Stored records
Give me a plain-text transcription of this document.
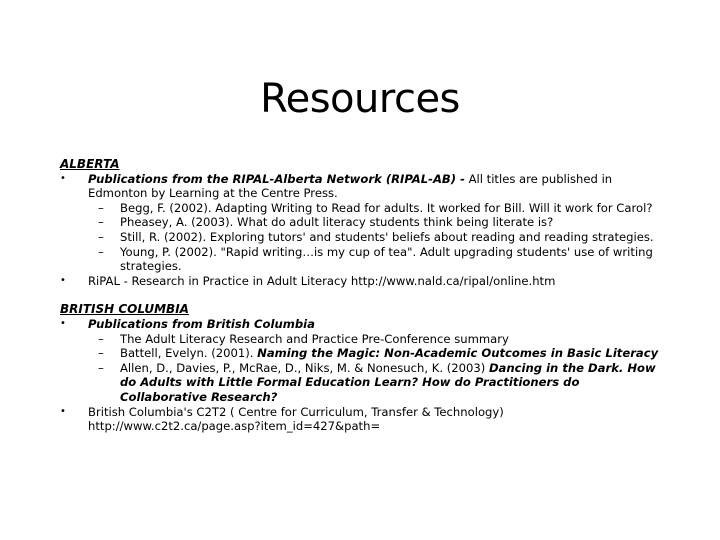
Resources
ALBERTA
•	Publications from the RIPAL-Alberta Network (RIPAL-AB) - All titles are published in Edmonton by Learning at the Centre Press.
–	Begg, F. (2002). Adapting Writing to Read for adults. It worked for Bill. Will it work for Carol?
–	Pheasey, A. (2003). What do adult literacy students think being literate is?
–	Still, R. (2002). Exploring tutors' and students' beliefs about reading and reading strategies.
–	Young, P. (2002). "Rapid writing…is my cup of tea". Adult upgrading students' use of writing strategies.
•	RiPAL - Research in Practice in Adult Literacy http://www.nald.ca/ripal/online.htm
BRITISH COLUMBIA
•	Publications from British Columbia
–	The Adult Literacy Research and Practice Pre-Conference summary
–	Battell, Evelyn. (2001). Naming the Magic: Non-Academic Outcomes in Basic Literacy
–	Allen, D., Davies, P., McRae, D., Niks, M. & Nonesuch, K. (2003) Dancing in the Dark. How do Adults with Little Formal Education Learn? How do Practitioners do Collaborative Research?
•	British Columbia's C2T2 ( Centre for Curriculum, Transfer & Technology) http://www.c2t2.ca/page.asp?item_id=427&path=
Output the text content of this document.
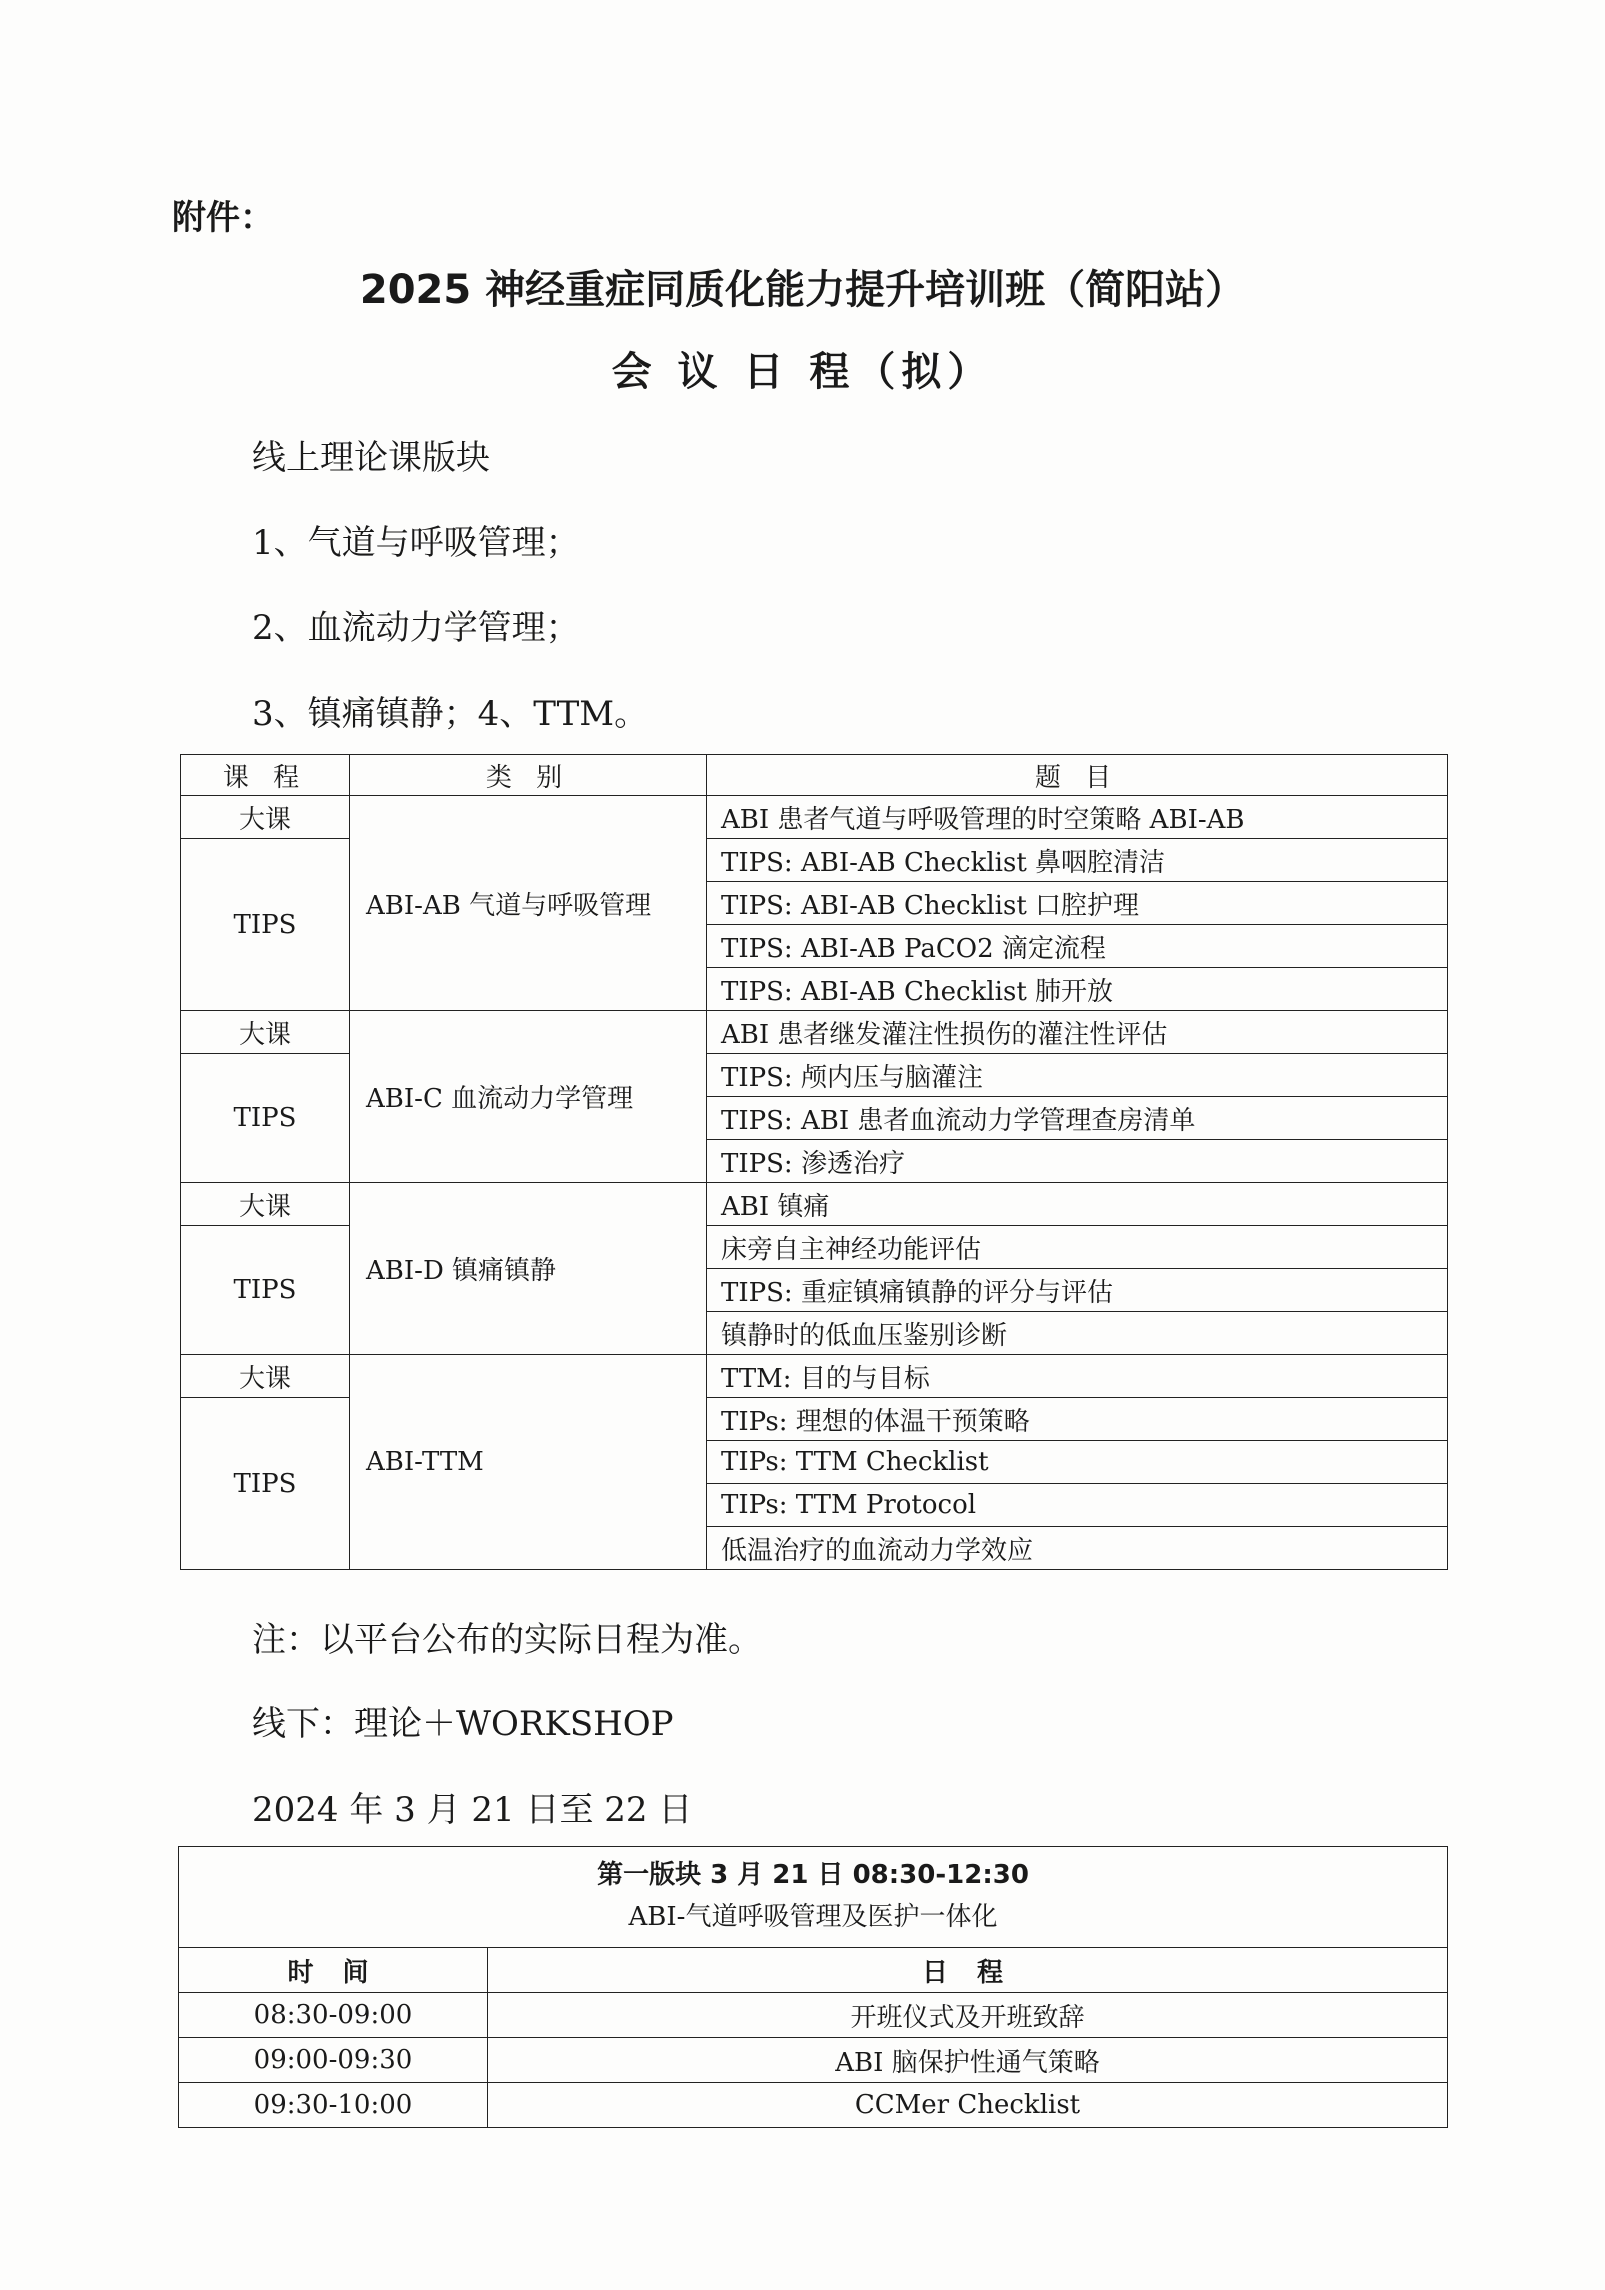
附件：
2025 神经重症同质化能力提升培训班（简阳站）
会 议 日 程（拟）
线上理论课版块
1、气道与呼吸管理；
2、血流动力学管理；
3、镇痛镇静；4、TTM。
课 程	类 别	题 目
大课	ABI-AB 气道与呼吸管理	ABI 患者气道与呼吸管理的时空策略 ABI-AB
TIPS		TIPS: ABI-AB Checklist 鼻咽腔清洁
		TIPS: ABI-AB Checklist 口腔护理
		TIPS: ABI-AB PaCO2 滴定流程
		TIPS: ABI-AB Checklist 肺开放
大课	ABI-C 血流动力学管理	ABI 患者继发灌注性损伤的灌注性评估
TIPS		TIPS: 颅内压与脑灌注
		TIPS: ABI 患者血流动力学管理查房清单
		TIPS: 渗透治疗
大课	ABI-D 镇痛镇静	ABI 镇痛
TIPS		床旁自主神经功能评估
		TIPS: 重症镇痛镇静的评分与评估
		镇静时的低血压鉴别诊断
大课	ABI-TTM	TTM: 目的与目标
TIPS		TIPs: 理想的体温干预策略
		TIPs: TTM Checklist
		TIPs: TTM Protocol
		低温治疗的血流动力学效应
注：以平台公布的实际日程为准。
线下：理论＋WORKSHOP
2024 年 3 月 21 日至 22 日
第一版块 3 月 21 日 08:30-12:30
ABI-气道呼吸管理及医护一体化	

时 间	日 程
08:30-09:00	开班仪式及开班致辞
09:00-09:30	ABI 脑保护性通气策略
09:30-10:00	CCMer Checklist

Task brief. Without the pictures, transcribe the listing above exactly.

Result of the task.
Give me a plain-text transcription of this document.
Resources
ALBERTA
•	Publications from the RIPAL-Alberta Network (RIPAL-AB) - All titles are published in Edmonton by Learning at the Centre Press.
–	Begg, F. (2002). Adapting Writing to Read for adults. It worked for Bill. Will it work for Carol?
–	Pheasey, A. (2003). What do adult literacy students think being literate is?
–	Still, R. (2002). Exploring tutors' and students' beliefs about reading and reading strategies.
–	Young, P. (2002). "Rapid writing…is my cup of tea". Adult upgrading students' use of writing strategies.
•	RiPAL - Research in Practice in Adult Literacy http://www.nald.ca/ripal/online.htm
BRITISH COLUMBIA
•	Publications from British Columbia
–	The Adult Literacy Research and Practice Pre-Conference summary
–	Battell, Evelyn. (2001). Naming the Magic: Non-Academic Outcomes in Basic Literacy
–	Allen, D., Davies, P., McRae, D., Niks, M. & Nonesuch, K. (2003) Dancing in the Dark. How do Adults with Little Formal Education Learn? How do Practitioners do Collaborative Research?
•	British Columbia's C2T2 ( Centre for Curriculum, Transfer & Technology) http://www.c2t2.ca/page.asp?item_id=427&path=
Output the text content of this document.
附件：
2025 神经重症同质化能力提升培训班（简阳站）
会 议 日 程（拟）
线上理论课版块
1、气道与呼吸管理；
2、血流动力学管理；
3、镇痛镇静；4、TTM。
课 程	类 别	题 目
大课	ABI-AB 气道与呼吸管理	ABI 患者气道与呼吸管理的时空策略 ABI-AB
TIPS		TIPS: ABI-AB Checklist 鼻咽腔清洁
		TIPS: ABI-AB Checklist 口腔护理
		TIPS: ABI-AB PaCO2 滴定流程
		TIPS: ABI-AB Checklist 肺开放
大课	ABI-C 血流动力学管理	ABI 患者继发灌注性损伤的灌注性评估
TIPS		TIPS: 颅内压与脑灌注
		TIPS: ABI 患者血流动力学管理查房清单
		TIPS: 渗透治疗
大课	ABI-D 镇痛镇静	ABI 镇痛
TIPS		床旁自主神经功能评估
		TIPS: 重症镇痛镇静的评分与评估
		镇静时的低血压鉴别诊断
大课	ABI-TTM	TTM: 目的与目标
TIPS		TIPs: 理想的体温干预策略
		TIPs: TTM Checklist
		TIPs: TTM Protocol
		低温治疗的血流动力学效应
注：以平台公布的实际日程为准。
线下：理论＋WORKSHOP
2024 年 3 月 21 日至 22 日
第一版块 3 月 21 日 08:30-12:30
ABI-气道呼吸管理及医护一体化	

时 间	日 程
08:30-09:00	开班仪式及开班致辞
09:00-09:30	ABI 脑保护性通气策略
09:30-10:00	CCMer Checklist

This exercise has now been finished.